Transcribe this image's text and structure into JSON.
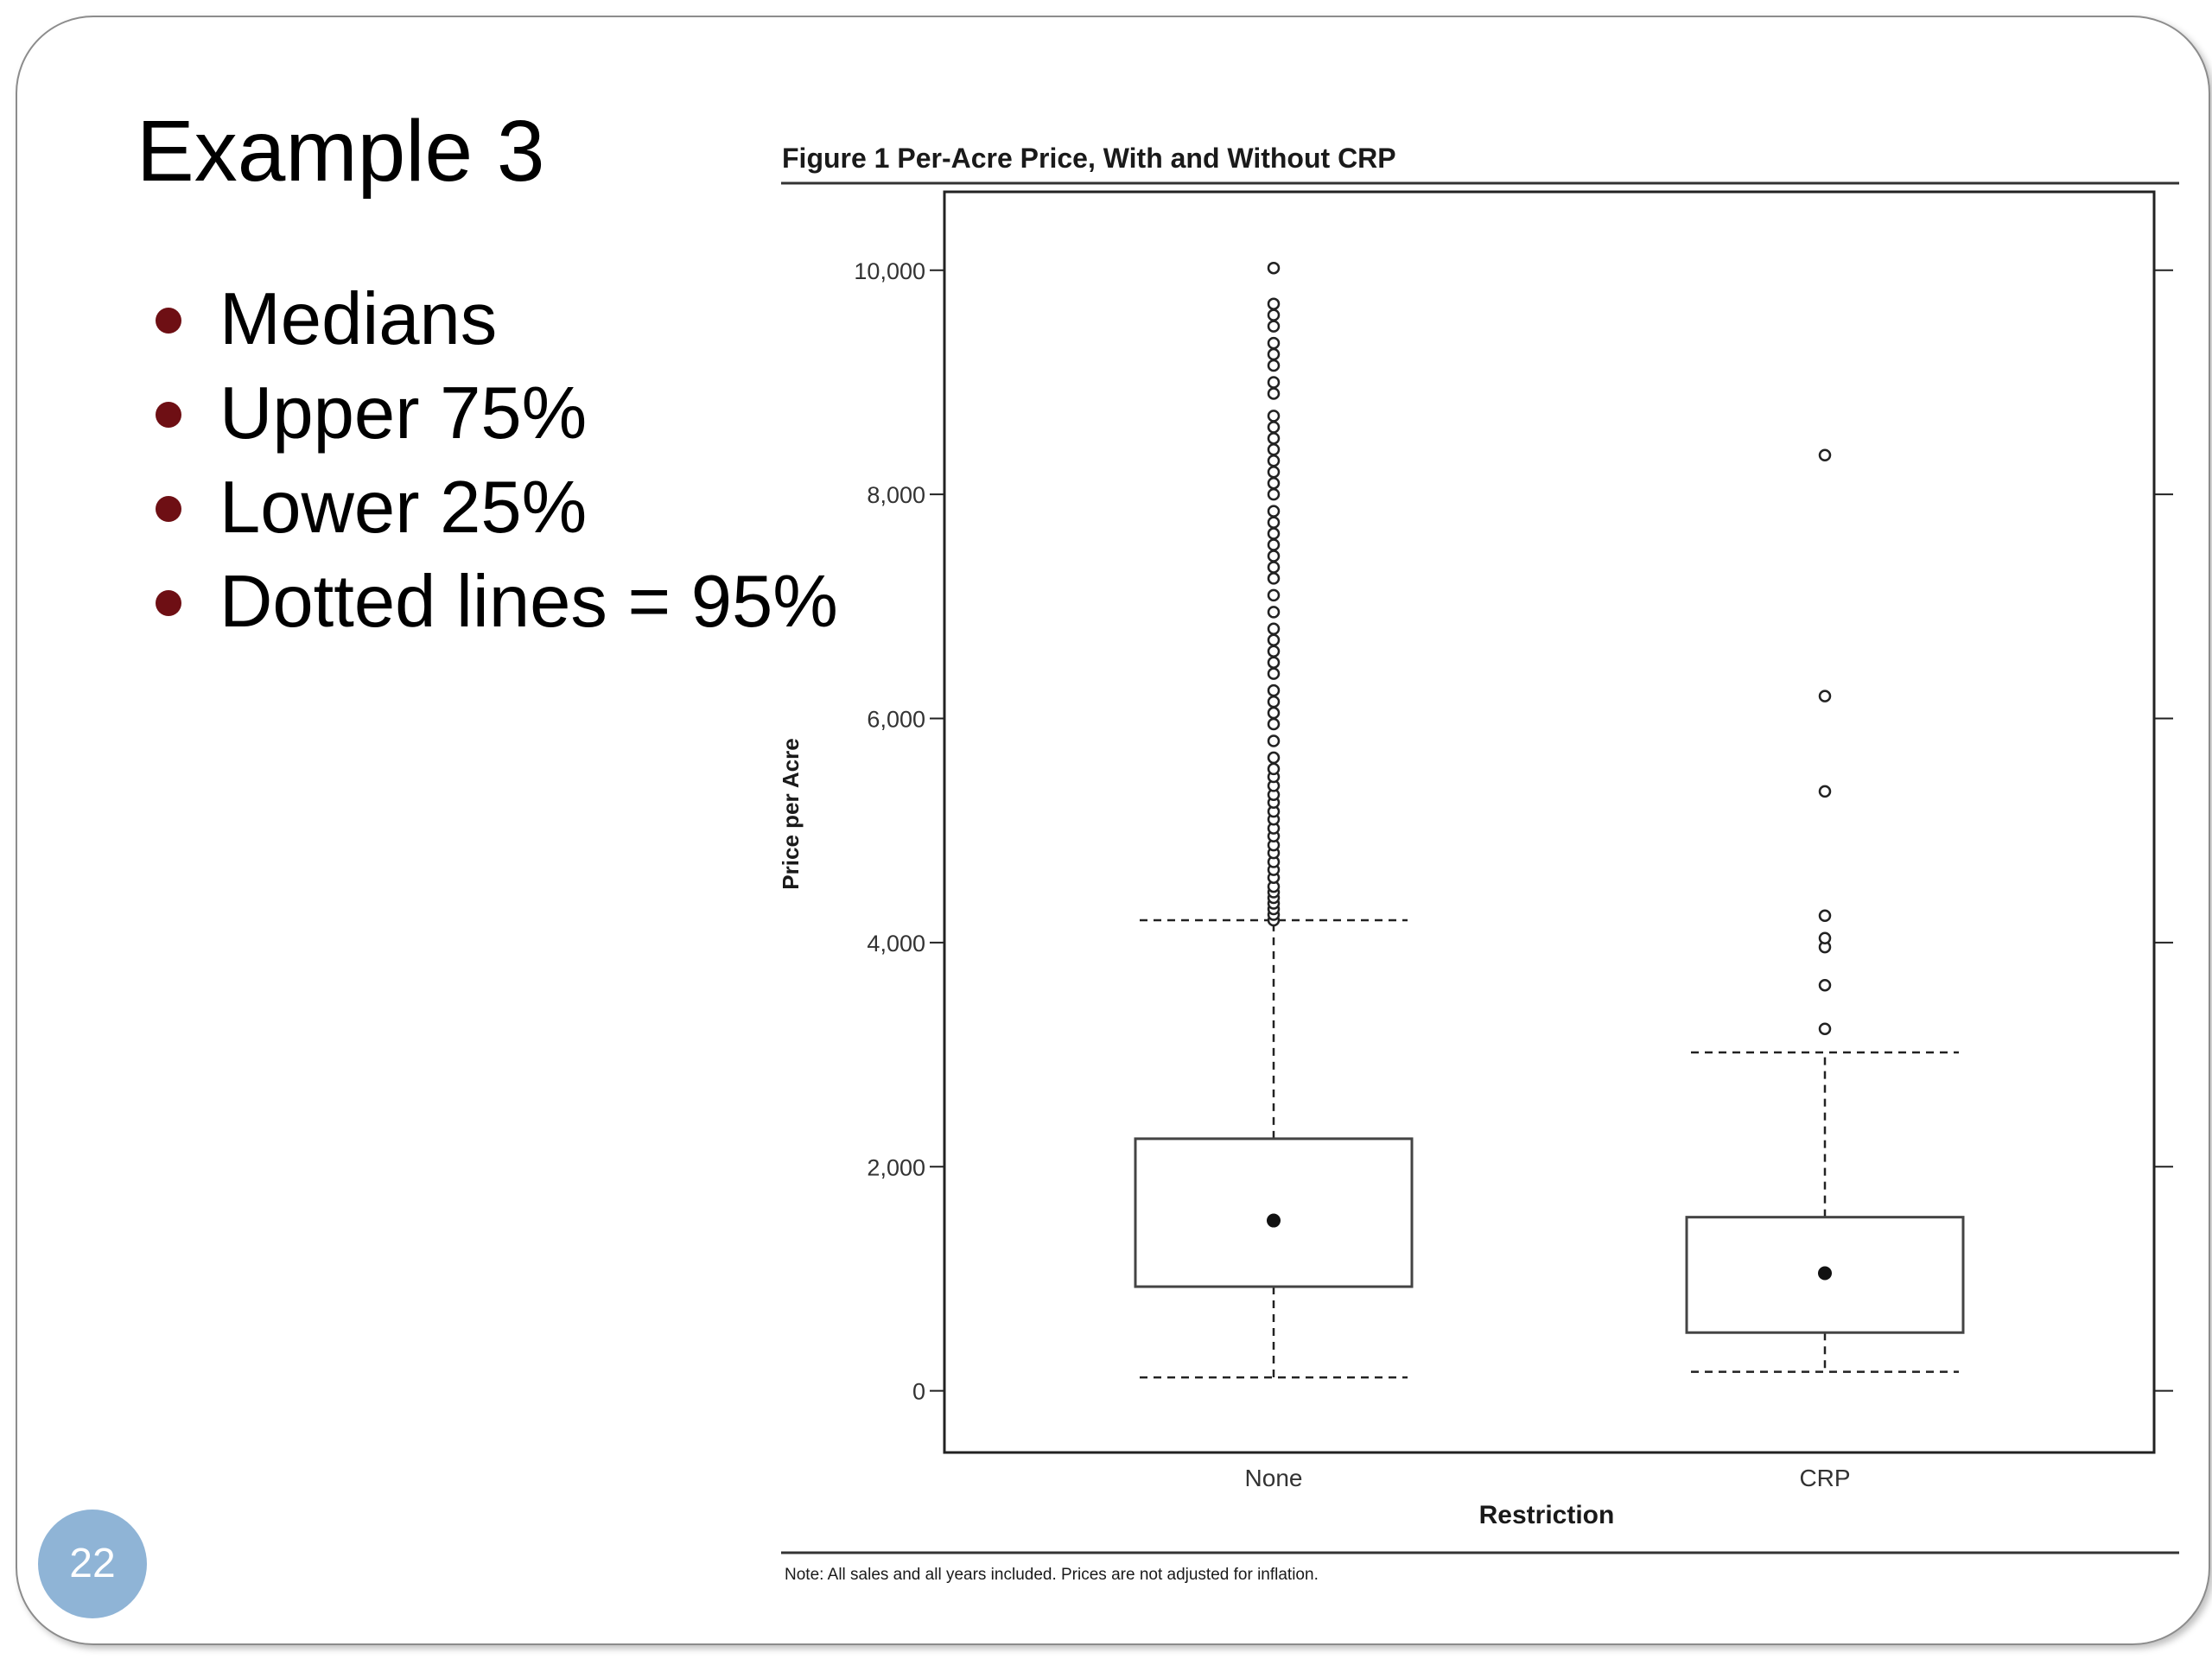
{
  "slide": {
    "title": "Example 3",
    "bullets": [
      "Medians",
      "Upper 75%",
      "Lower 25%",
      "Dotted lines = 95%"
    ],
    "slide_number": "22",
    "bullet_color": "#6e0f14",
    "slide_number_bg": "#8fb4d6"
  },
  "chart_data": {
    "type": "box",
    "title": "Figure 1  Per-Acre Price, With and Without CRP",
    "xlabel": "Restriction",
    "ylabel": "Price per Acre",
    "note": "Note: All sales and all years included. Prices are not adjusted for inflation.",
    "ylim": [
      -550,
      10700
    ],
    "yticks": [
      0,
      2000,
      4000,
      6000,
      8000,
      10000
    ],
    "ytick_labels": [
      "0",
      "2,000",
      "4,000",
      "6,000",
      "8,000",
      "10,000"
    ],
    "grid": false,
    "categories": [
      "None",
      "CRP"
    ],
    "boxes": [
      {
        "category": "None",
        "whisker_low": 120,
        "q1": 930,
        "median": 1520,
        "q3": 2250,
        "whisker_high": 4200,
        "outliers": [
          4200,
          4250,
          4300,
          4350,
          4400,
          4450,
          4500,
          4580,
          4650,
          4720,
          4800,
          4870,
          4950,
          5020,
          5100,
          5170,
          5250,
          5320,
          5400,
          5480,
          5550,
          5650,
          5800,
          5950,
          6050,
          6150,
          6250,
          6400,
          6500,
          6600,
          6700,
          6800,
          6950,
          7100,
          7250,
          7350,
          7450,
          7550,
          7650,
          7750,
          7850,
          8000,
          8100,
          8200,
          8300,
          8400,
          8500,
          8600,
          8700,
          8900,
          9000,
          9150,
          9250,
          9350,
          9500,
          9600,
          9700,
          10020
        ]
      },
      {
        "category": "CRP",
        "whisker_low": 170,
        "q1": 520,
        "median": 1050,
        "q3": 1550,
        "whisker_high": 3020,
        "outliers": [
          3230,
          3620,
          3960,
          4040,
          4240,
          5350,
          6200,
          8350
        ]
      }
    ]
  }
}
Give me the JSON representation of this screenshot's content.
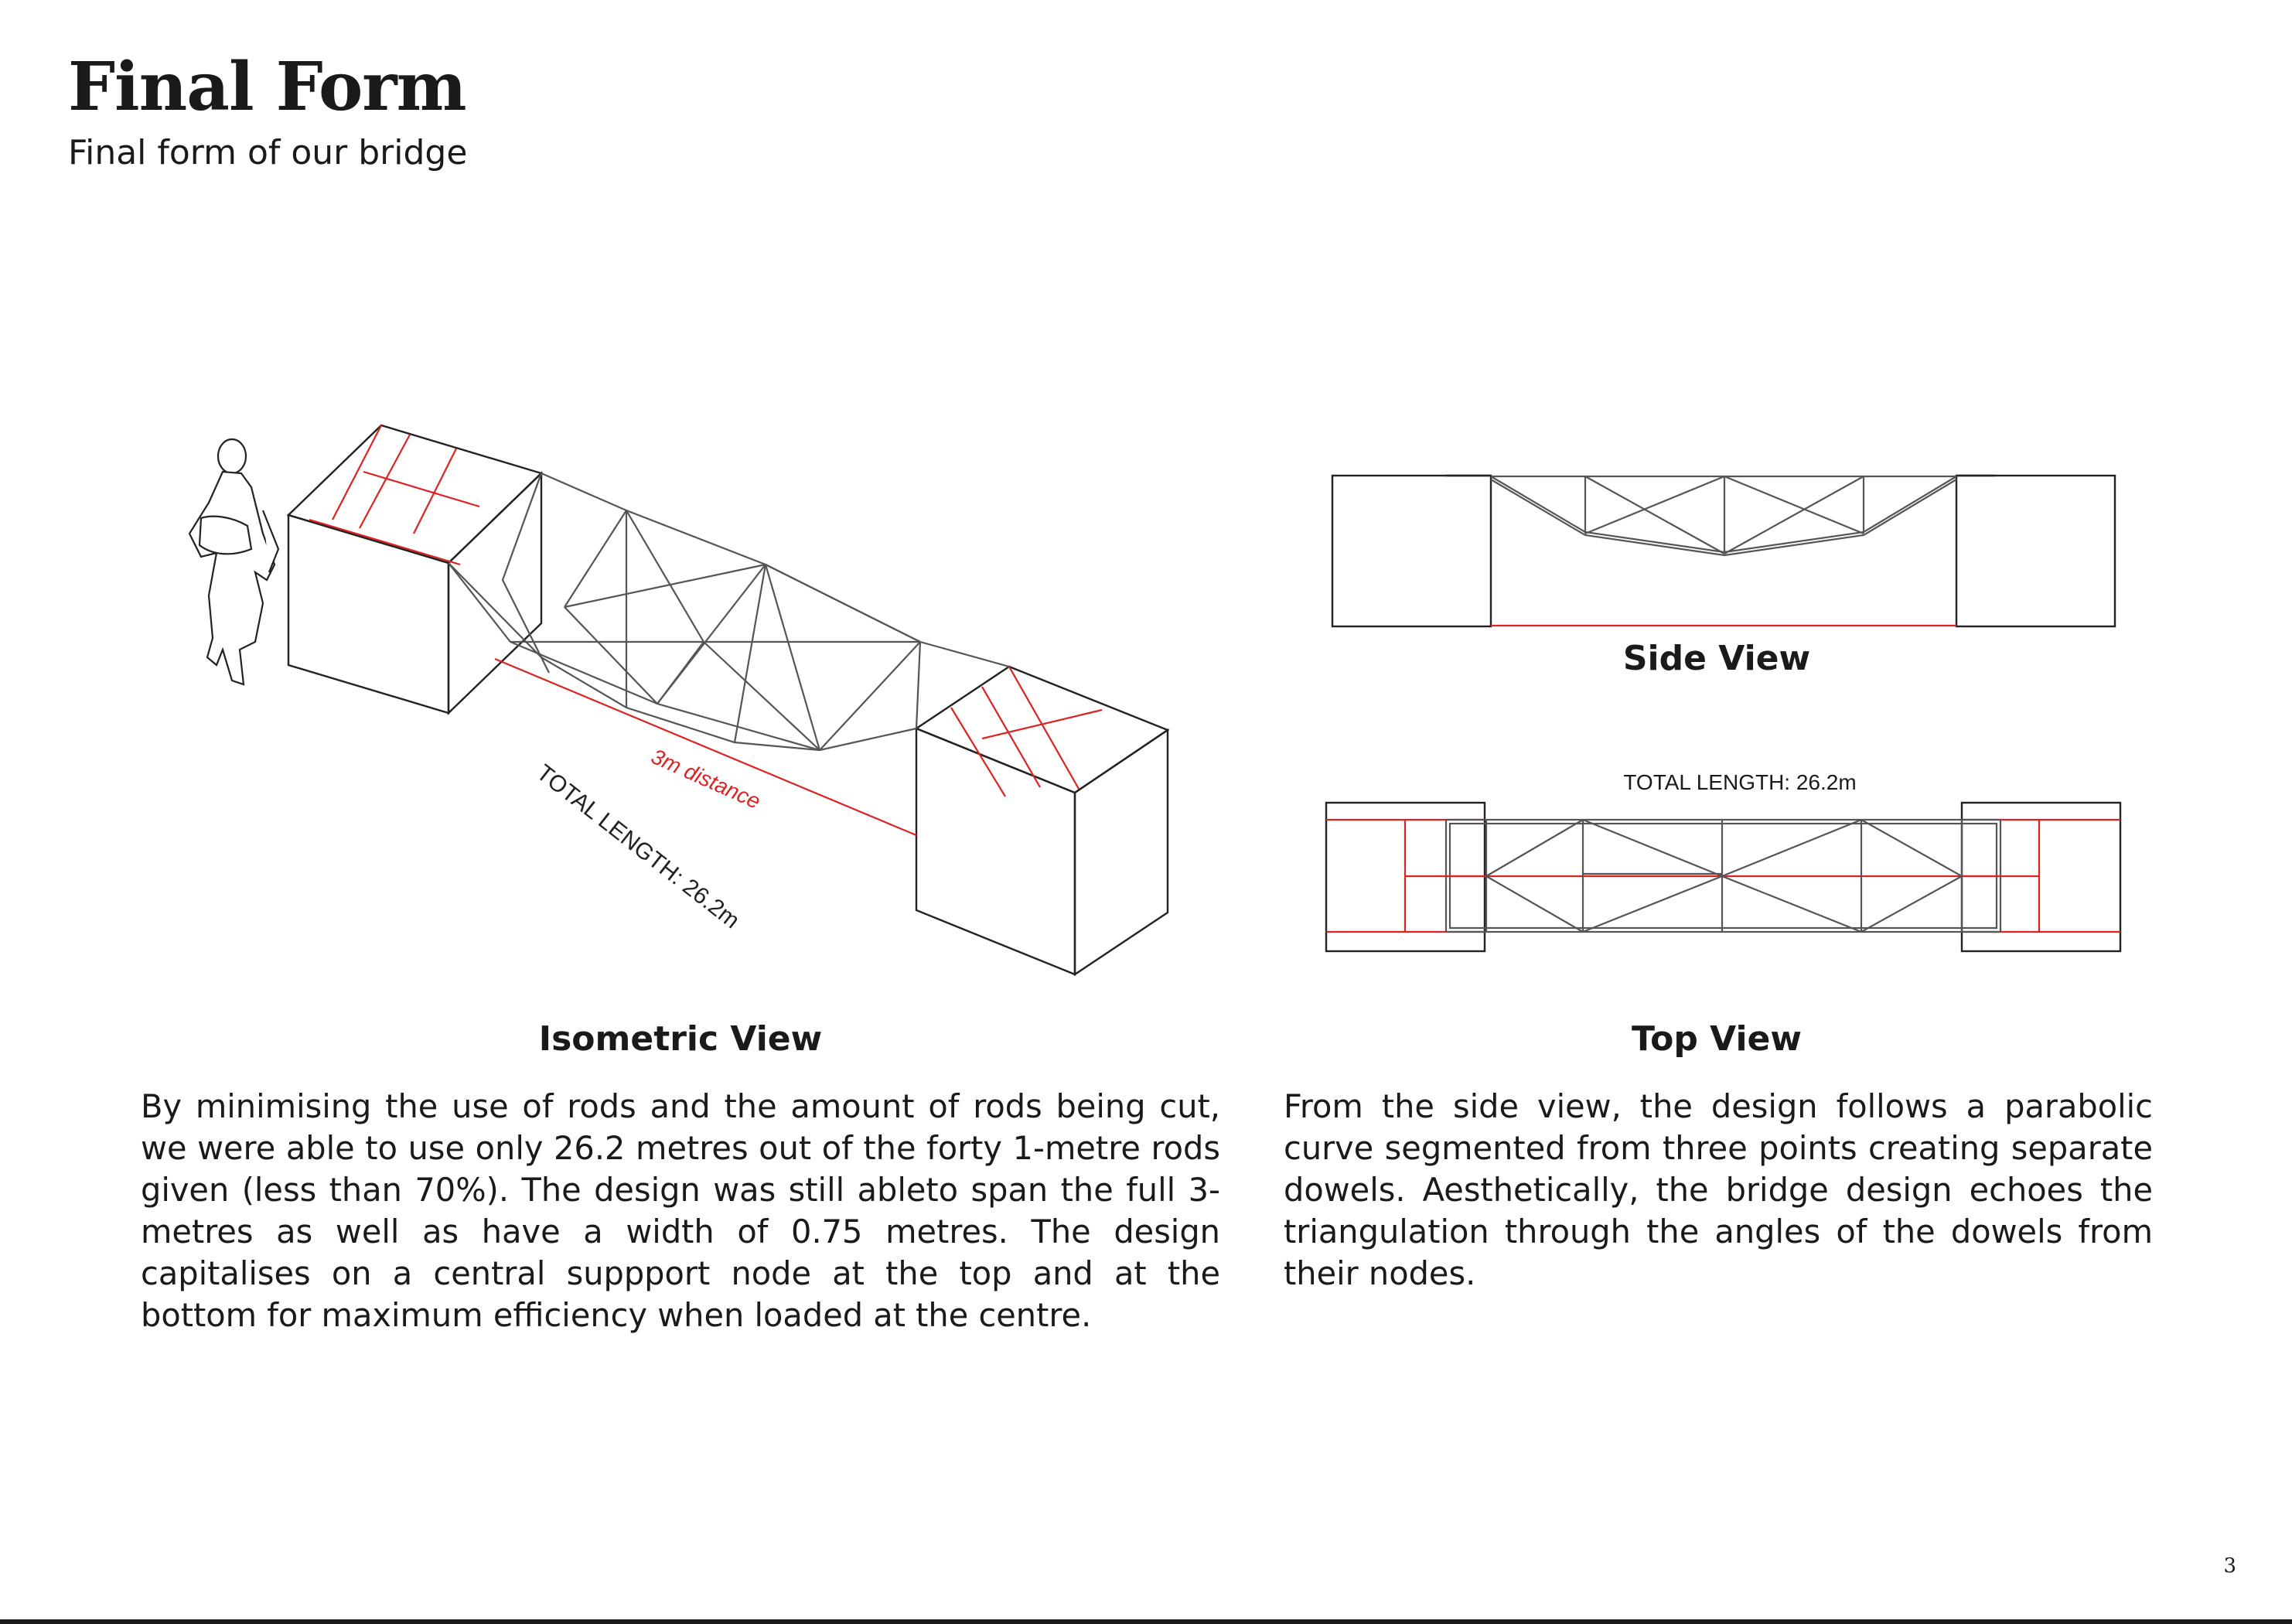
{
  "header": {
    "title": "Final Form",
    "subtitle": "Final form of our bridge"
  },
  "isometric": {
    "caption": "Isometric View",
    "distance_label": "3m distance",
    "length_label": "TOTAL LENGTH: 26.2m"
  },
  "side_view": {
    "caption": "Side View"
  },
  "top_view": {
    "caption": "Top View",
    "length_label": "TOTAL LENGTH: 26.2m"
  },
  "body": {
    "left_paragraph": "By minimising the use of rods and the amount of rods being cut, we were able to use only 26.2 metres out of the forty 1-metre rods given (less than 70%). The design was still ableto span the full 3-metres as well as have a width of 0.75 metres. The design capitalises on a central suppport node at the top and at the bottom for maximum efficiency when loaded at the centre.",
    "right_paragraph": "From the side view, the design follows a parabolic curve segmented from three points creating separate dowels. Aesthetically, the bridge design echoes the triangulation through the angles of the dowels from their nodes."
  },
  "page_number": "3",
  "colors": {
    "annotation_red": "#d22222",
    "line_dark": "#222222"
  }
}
☆ ☆ ☆ ☆ ☆ ☆ ☆
== What to work on ==
Word for word, quote the lines above. Omit the pictures.

== Correct answer ==
Transcribe this image's text and structure into JSON.
{
  "slide": {
    "title": "Example 3",
    "bullets": [
      "Medians",
      "Upper 75%",
      "Lower 25%",
      "Dotted lines = 95%"
    ],
    "slide_number": "22",
    "bullet_color": "#6e0f14",
    "slide_number_bg": "#8fb4d6"
  },
  "chart_data": {
    "type": "box",
    "title": "Figure 1  Per-Acre Price, With and Without CRP",
    "xlabel": "Restriction",
    "ylabel": "Price per Acre",
    "note": "Note: All sales and all years included. Prices are not adjusted for inflation.",
    "ylim": [
      -550,
      10700
    ],
    "yticks": [
      0,
      2000,
      4000,
      6000,
      8000,
      10000
    ],
    "ytick_labels": [
      "0",
      "2,000",
      "4,000",
      "6,000",
      "8,000",
      "10,000"
    ],
    "grid": false,
    "categories": [
      "None",
      "CRP"
    ],
    "boxes": [
      {
        "category": "None",
        "whisker_low": 120,
        "q1": 930,
        "median": 1520,
        "q3": 2250,
        "whisker_high": 4200,
        "outliers": [
          4200,
          4250,
          4300,
          4350,
          4400,
          4450,
          4500,
          4580,
          4650,
          4720,
          4800,
          4870,
          4950,
          5020,
          5100,
          5170,
          5250,
          5320,
          5400,
          5480,
          5550,
          5650,
          5800,
          5950,
          6050,
          6150,
          6250,
          6400,
          6500,
          6600,
          6700,
          6800,
          6950,
          7100,
          7250,
          7350,
          7450,
          7550,
          7650,
          7750,
          7850,
          8000,
          8100,
          8200,
          8300,
          8400,
          8500,
          8600,
          8700,
          8900,
          9000,
          9150,
          9250,
          9350,
          9500,
          9600,
          9700,
          10020
        ]
      },
      {
        "category": "CRP",
        "whisker_low": 170,
        "q1": 520,
        "median": 1050,
        "q3": 1550,
        "whisker_high": 3020,
        "outliers": [
          3230,
          3620,
          3960,
          4040,
          4240,
          5350,
          6200,
          8350
        ]
      }
    ]
  }
}
Give me the JSON representation of this screenshot's content.
{
  "header": {
    "title": "Final Form",
    "subtitle": "Final form of our bridge"
  },
  "isometric": {
    "caption": "Isometric View",
    "distance_label": "3m distance",
    "length_label": "TOTAL LENGTH: 26.2m"
  },
  "side_view": {
    "caption": "Side View"
  },
  "top_view": {
    "caption": "Top View",
    "length_label": "TOTAL LENGTH: 26.2m"
  },
  "body": {
    "left_paragraph": "By minimising the use of rods and the amount of rods being cut, we were able to use only 26.2 metres out of the forty 1-metre rods given (less than 70%). The design was still ableto span the full 3-metres as well as have a width of 0.75 metres. The design capitalises on a central suppport node at the top and at the bottom for maximum efficiency when loaded at the centre.",
    "right_paragraph": "From the side view, the design follows a parabolic curve segmented from three points creating separate dowels. Aesthetically, the bridge design echoes the triangulation through the angles of the dowels from their nodes."
  },
  "page_number": "3",
  "colors": {
    "annotation_red": "#d22222",
    "line_dark": "#222222"
  }
}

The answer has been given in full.